List all the lines in these records that hold "JSON".
******************************
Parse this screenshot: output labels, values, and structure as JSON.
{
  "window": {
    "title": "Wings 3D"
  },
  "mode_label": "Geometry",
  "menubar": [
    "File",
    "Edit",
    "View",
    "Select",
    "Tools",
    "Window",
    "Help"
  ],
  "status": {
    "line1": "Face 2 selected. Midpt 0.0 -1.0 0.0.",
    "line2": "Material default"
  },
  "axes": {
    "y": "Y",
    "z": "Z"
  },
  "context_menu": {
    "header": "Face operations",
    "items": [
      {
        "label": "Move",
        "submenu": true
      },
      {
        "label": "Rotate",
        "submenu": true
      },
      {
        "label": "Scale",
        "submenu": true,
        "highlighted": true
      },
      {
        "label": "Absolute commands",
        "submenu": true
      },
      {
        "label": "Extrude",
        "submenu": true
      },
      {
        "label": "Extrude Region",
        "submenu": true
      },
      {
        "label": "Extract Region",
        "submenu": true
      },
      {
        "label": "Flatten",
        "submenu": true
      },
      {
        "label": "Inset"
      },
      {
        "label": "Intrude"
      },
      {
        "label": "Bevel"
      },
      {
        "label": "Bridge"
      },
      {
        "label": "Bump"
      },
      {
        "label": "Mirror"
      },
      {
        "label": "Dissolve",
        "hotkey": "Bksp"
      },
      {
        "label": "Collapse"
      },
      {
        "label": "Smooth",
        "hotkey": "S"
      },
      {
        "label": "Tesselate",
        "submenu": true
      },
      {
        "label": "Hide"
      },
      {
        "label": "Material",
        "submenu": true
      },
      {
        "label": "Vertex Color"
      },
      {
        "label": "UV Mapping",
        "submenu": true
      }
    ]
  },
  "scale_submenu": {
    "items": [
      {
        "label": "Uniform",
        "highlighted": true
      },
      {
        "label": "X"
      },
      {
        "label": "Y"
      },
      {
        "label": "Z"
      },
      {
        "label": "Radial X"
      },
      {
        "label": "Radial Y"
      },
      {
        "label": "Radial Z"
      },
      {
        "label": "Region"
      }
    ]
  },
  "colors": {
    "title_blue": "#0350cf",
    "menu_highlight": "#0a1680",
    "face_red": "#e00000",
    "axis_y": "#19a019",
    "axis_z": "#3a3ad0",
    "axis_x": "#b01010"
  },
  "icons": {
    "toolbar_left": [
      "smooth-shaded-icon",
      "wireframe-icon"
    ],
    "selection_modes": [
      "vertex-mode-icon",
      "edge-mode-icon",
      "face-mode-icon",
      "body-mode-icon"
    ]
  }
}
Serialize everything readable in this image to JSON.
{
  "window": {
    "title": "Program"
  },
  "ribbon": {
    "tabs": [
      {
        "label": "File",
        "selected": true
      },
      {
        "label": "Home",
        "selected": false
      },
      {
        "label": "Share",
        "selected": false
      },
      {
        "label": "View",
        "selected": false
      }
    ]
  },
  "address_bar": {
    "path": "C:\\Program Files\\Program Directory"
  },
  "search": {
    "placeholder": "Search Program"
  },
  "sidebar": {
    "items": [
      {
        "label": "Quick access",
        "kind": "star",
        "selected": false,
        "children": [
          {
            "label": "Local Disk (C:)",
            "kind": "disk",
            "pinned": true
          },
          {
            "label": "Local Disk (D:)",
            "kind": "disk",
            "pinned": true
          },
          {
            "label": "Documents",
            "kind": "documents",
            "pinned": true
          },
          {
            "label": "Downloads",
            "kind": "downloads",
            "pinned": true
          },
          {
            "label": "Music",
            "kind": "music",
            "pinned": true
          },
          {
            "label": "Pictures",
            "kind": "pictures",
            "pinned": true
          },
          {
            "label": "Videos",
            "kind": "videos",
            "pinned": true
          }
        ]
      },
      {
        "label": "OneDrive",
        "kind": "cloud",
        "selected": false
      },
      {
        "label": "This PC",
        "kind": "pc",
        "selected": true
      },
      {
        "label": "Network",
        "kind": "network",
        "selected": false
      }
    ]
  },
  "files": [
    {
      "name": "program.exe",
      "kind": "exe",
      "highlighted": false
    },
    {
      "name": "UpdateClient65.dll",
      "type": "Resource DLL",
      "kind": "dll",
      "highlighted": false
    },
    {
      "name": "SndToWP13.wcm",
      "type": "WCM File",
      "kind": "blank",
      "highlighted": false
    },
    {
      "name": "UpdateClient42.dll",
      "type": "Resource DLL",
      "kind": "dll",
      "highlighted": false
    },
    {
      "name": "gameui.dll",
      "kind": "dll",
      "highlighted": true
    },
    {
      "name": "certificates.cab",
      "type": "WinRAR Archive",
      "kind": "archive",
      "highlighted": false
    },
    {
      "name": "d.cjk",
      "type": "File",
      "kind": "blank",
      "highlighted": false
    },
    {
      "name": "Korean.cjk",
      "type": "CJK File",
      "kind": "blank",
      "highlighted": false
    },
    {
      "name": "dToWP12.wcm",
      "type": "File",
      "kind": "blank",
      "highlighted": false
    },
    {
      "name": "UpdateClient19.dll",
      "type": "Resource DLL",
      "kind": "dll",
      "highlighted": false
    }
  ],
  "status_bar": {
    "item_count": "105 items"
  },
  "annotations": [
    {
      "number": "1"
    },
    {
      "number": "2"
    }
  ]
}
******************************
Response for this exercise:
Parse this screenshot: output labels, values, and structure as JSON.
Serialize everything readable in this image to JSON.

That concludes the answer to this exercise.